> [PROBLEM TO SOLVE] Write out every entry exactly as given, but omit the pictures.

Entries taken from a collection
········
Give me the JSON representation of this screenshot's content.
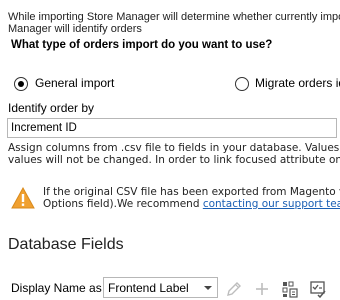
{
  "intro": {
    "line1": "While importing Store Manager will determine whether currently impor",
    "line2": "Manager will identify orders"
  },
  "question": "What type of orders import do you want to use?",
  "import_types": {
    "general": {
      "label": "General import",
      "selected": true
    },
    "migrate": {
      "label": "Migrate orders id",
      "selected": false
    }
  },
  "identify": {
    "label": "Identify order by",
    "value": "Increment ID"
  },
  "assign_text": {
    "line1": "Assign columns from .csv file to fields in your database. Values fo",
    "line2": "values will not be changed. In order to link focused attribute on"
  },
  "warning": {
    "icon": "warning-icon",
    "line1": "If the original CSV file has been exported from Magento ve",
    "line2_prefix": "Options field).We recommend ",
    "link_text": "contacting our support tear"
  },
  "database_fields": {
    "title": "Database Fields",
    "display_name_label": "Display Name as",
    "display_name_value": "Frontend Label"
  },
  "toolbar_icons": [
    "edit-icon",
    "add-icon",
    "grid-settings-icon",
    "checklist-icon"
  ],
  "colors": {
    "link": "#1a5fb4",
    "warning": "#f0a030"
  }
}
········
> [RESULT OF THIS TASK]
Give me the JSON representation of this screenshot's content.
{
  "intro": {
    "line1": "While importing Store Manager will determine whether currently impor",
    "line2": "Manager will identify orders"
  },
  "question": "What type of orders import do you want to use?",
  "import_types": {
    "general": {
      "label": "General import",
      "selected": true
    },
    "migrate": {
      "label": "Migrate orders id",
      "selected": false
    }
  },
  "identify": {
    "label": "Identify order by",
    "value": "Increment ID"
  },
  "assign_text": {
    "line1": "Assign columns from .csv file to fields in your database. Values fo",
    "line2": "values will not be changed. In order to link focused attribute on"
  },
  "warning": {
    "icon": "warning-icon",
    "line1": "If the original CSV file has been exported from Magento ve",
    "line2_prefix": "Options field).We recommend ",
    "link_text": "contacting our support tear"
  },
  "database_fields": {
    "title": "Database Fields",
    "display_name_label": "Display Name as",
    "display_name_value": "Frontend Label"
  },
  "toolbar_icons": [
    "edit-icon",
    "add-icon",
    "grid-settings-icon",
    "checklist-icon"
  ],
  "colors": {
    "link": "#1a5fb4",
    "warning": "#f0a030"
  }
}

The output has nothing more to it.